— Exercise instructions —
According to the Spark README excerpt, what tool is used to build Spark?

— Excerpt to read —
━━━━━━━━━━

Spark is a fast and general cluster computing system for Big Data. It provides high-level APIs in Scala, Java, Python, and R, and an optimized engine that supports general computation graphs for data analysis. It also supports a rich set of higher-level tools including Spark SQL for SQL and DataFrames, MLlib for machine learning, GraphX for graph processing, and Spark Streaming for stream processing.

http://spark.apache.org/

Online Documentation

You can find the latest Spark documentation, including a programming guide, on the project web page and project wiki. This README file only contains basic setup instructions.

Building Spark

Spark is built using Apache Maven. To build Spark and its example programs, run:

build/mvn -DskipTests clean package

(You do not need to do this if you downloaded a pre-built package.)

You can build Spark using more than one thread by using the -T option with Maven, see "Parallel builds in Maven 3". More detailed documentation is available from the project site, at "Building Spark". For developing Spark using an IDE, see Eclipse and IntelliJ.

Interactive Scala Shell

The easiest way to start using Spark is through the Scala shell:

./bin/spark-shell

Try the following command, which should return 1000:

scala> sc.parallelize(1 to 1000).count()

Interactive Python Shell

Alternatively, if you prefer Python, you can use the Python shell:

./bin/pyspark

And run the following command, which should also return 1000:

>>> sc.parallelize(range(1000)).count()

Example Programs

Spark also comes with several sample programs in the examples directory. To run one of them, use ./bin/run-example <class> [params]. For example:

./bin/run-example SparkPi

will run the Pi example locally.

You can set the MASTER environment variable when running examples to submit examples to a cluster. This can be a mesos:// or spark:// URL, "yarn" to run on YARN, and "local" to run locally with one thread, or "local[N]" to run locally with N threads. You can also use an abbreviated class name if the class is in the examples package. For instance:

MASTER=spark://host:7077 ./bin/run-example SparkPi

Many of the example programs print usage help if no params are given.

Running Tests

Testing first requires building Spark. Once Spark is built, tests can be run using:

./dev/run-tests

Please see the guidance on how to run tests for a module, or individual tests.

A Note About Hadoop Versions

Spark uses the Hadoop core library to talk to HDFS and other Hadoop-supported storage systems. Because the protocols have changed in different versions of Hadoop, you must build Spark against the same version that your cluster runs.

Please refer to the build documentation at "Specifying the Hadoop Version" for detailed guidance on building for a particular distribution of Hadoop, including building for particular Hive and Hive Thriftserver distributions.

Configuration

Please refer to the Configuration Guide in the online documentation for an overview on how to configure Spark.

━━━━━━━━━━

— Data records —

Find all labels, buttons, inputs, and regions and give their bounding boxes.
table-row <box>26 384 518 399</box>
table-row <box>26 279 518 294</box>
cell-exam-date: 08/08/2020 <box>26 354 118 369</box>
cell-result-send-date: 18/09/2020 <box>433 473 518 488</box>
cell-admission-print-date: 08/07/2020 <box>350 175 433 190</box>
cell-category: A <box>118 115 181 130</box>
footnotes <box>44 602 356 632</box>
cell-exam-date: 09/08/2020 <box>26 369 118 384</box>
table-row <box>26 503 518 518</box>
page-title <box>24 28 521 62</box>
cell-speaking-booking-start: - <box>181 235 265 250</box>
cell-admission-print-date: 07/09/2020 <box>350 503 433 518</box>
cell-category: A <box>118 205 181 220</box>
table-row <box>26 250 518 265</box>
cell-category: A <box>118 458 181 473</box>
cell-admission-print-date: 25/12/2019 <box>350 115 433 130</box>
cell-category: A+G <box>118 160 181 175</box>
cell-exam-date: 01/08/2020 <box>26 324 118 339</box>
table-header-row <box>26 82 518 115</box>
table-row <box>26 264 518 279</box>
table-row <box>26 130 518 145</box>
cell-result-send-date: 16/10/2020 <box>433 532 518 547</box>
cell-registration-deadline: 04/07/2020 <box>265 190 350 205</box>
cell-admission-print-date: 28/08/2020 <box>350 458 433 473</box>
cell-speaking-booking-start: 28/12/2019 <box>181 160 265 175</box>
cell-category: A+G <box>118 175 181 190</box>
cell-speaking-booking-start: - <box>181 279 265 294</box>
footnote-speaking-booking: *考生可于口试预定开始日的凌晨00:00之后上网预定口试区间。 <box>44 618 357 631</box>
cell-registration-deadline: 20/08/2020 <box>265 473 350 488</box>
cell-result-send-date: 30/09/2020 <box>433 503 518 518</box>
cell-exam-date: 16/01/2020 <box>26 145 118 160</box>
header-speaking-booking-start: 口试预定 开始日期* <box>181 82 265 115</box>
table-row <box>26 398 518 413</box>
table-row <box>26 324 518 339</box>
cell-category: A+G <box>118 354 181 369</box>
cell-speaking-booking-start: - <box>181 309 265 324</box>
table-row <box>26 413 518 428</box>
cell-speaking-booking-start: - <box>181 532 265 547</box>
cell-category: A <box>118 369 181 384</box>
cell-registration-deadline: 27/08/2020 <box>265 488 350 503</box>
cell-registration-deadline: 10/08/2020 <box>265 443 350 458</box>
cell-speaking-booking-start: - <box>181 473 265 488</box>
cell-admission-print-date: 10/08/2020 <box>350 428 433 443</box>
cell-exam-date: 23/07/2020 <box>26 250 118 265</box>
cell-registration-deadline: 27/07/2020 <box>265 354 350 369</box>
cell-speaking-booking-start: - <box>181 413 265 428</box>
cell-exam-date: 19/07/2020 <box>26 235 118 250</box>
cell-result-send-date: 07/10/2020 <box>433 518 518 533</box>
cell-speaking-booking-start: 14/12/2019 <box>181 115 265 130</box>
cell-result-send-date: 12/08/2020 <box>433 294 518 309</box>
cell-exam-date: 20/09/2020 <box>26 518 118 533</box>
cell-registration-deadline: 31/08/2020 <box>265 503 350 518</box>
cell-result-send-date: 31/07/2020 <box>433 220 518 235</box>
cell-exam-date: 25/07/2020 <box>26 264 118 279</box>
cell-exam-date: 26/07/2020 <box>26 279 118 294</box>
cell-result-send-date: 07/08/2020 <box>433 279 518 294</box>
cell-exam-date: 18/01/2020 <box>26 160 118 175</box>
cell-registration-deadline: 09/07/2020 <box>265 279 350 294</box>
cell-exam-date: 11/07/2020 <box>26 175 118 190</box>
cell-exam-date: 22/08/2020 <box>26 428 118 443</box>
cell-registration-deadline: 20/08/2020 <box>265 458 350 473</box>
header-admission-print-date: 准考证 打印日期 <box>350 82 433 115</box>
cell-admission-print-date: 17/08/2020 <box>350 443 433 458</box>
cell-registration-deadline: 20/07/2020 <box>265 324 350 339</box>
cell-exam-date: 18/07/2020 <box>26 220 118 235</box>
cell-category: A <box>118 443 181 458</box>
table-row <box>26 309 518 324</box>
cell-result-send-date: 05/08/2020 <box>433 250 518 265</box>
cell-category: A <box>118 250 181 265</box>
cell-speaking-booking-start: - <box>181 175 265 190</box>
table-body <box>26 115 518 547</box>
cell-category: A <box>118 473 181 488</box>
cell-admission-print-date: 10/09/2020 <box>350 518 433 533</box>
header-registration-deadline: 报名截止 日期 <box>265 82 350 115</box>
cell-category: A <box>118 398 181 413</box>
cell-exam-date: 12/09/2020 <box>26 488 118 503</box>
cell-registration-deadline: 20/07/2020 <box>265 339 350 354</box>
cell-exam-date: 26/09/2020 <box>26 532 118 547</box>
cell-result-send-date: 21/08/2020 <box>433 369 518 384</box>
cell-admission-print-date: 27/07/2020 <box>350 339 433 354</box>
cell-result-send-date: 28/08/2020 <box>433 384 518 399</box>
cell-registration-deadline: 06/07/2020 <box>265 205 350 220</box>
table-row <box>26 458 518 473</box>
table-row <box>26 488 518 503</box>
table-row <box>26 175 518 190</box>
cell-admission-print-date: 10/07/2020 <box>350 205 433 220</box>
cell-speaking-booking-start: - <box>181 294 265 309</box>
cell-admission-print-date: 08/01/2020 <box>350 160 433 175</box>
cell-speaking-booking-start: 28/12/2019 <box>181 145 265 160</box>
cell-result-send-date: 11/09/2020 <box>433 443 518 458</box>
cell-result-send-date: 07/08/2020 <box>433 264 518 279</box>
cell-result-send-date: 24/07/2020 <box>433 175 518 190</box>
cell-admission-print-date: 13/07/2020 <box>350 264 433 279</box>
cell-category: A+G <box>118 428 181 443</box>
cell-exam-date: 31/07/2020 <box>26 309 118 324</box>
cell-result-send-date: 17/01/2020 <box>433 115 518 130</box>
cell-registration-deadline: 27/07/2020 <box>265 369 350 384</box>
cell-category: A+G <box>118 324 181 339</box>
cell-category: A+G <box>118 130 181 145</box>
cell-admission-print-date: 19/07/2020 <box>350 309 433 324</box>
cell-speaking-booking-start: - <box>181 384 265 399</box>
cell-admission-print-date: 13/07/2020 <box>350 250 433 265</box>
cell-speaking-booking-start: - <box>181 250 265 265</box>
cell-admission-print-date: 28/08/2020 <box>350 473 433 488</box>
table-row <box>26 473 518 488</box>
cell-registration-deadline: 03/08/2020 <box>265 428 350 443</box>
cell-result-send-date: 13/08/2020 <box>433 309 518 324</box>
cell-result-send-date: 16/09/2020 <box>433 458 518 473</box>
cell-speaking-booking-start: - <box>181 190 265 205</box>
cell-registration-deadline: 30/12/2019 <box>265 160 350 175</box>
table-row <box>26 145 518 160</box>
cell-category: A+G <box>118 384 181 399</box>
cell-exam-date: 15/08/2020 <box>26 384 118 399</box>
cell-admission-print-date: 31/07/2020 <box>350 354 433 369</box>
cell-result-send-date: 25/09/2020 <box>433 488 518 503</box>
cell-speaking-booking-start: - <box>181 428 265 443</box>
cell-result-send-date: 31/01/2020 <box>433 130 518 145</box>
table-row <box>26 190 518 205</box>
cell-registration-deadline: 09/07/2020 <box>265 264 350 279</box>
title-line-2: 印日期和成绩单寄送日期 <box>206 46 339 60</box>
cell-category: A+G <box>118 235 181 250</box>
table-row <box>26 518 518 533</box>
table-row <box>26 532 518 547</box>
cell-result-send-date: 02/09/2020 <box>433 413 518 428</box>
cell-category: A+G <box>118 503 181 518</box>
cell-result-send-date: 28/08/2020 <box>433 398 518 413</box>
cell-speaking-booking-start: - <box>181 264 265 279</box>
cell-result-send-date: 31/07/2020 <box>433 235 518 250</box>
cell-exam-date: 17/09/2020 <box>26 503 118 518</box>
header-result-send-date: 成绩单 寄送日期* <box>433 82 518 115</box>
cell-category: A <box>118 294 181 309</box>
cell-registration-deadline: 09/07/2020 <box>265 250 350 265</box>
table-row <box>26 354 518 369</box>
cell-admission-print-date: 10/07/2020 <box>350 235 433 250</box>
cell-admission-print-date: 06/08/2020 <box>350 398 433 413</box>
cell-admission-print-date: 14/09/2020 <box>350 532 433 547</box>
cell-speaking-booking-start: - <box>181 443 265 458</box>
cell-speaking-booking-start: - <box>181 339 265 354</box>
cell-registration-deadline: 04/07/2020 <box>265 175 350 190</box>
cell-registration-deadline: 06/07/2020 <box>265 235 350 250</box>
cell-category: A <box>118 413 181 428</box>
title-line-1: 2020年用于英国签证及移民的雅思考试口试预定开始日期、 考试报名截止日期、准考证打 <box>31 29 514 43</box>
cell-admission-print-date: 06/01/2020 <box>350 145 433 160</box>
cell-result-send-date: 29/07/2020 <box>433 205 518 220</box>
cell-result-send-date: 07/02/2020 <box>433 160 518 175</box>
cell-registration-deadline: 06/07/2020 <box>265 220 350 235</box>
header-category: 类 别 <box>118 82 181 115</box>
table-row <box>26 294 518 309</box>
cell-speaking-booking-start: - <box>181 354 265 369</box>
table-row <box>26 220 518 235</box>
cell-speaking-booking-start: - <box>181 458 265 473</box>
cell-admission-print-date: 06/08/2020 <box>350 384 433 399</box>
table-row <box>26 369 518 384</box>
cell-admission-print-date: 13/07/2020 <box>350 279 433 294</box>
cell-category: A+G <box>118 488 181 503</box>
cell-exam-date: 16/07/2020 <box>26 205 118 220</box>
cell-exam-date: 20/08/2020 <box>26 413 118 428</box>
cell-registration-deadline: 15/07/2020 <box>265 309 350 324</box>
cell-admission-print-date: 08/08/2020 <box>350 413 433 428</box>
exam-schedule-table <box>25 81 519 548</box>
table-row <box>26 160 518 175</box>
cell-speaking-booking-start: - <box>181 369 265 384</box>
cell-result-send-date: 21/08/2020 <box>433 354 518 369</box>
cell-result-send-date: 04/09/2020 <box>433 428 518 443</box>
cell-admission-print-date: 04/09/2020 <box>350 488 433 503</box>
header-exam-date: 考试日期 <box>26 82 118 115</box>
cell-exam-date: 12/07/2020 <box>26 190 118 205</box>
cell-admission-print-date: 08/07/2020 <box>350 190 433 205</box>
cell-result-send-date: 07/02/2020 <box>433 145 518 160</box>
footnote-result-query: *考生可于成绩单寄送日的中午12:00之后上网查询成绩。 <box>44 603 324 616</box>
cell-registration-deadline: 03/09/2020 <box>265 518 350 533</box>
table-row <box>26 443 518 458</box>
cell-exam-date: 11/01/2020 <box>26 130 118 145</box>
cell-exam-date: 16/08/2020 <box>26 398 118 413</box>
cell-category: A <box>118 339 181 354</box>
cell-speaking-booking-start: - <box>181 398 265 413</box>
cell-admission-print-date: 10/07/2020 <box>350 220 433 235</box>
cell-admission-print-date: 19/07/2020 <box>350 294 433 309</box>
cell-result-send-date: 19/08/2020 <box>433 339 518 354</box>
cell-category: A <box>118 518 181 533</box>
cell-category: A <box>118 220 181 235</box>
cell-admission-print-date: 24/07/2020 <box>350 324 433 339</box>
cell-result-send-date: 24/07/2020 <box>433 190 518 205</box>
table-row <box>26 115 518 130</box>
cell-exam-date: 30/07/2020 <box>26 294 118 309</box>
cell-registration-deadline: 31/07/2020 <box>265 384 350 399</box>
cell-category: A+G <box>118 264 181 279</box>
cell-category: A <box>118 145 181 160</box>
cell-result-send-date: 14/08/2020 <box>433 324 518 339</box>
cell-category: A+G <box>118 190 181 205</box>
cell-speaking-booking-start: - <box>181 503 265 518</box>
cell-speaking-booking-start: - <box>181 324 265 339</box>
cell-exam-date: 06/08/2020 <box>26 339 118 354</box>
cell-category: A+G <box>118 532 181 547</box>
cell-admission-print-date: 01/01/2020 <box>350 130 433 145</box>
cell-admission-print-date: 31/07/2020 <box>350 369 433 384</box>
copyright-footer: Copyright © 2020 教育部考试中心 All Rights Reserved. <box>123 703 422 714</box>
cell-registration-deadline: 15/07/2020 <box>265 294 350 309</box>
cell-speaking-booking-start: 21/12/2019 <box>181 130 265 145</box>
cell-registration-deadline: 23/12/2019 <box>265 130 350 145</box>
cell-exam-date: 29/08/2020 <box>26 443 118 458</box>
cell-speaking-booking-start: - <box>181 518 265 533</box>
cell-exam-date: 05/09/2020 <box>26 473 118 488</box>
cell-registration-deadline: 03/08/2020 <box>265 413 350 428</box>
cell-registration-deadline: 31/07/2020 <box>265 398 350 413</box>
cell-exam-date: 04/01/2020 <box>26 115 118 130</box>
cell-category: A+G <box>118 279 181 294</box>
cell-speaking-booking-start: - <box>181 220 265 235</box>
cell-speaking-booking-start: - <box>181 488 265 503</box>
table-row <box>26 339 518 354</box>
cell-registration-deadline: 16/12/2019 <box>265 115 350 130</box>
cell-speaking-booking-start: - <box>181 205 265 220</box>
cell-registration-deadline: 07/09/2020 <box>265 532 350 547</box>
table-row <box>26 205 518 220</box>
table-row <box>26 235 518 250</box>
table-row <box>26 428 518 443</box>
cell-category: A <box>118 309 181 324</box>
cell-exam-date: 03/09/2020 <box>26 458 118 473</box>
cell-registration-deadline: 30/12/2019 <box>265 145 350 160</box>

━━━━━━━━━━

— Answer to the problem —
Apache Maven.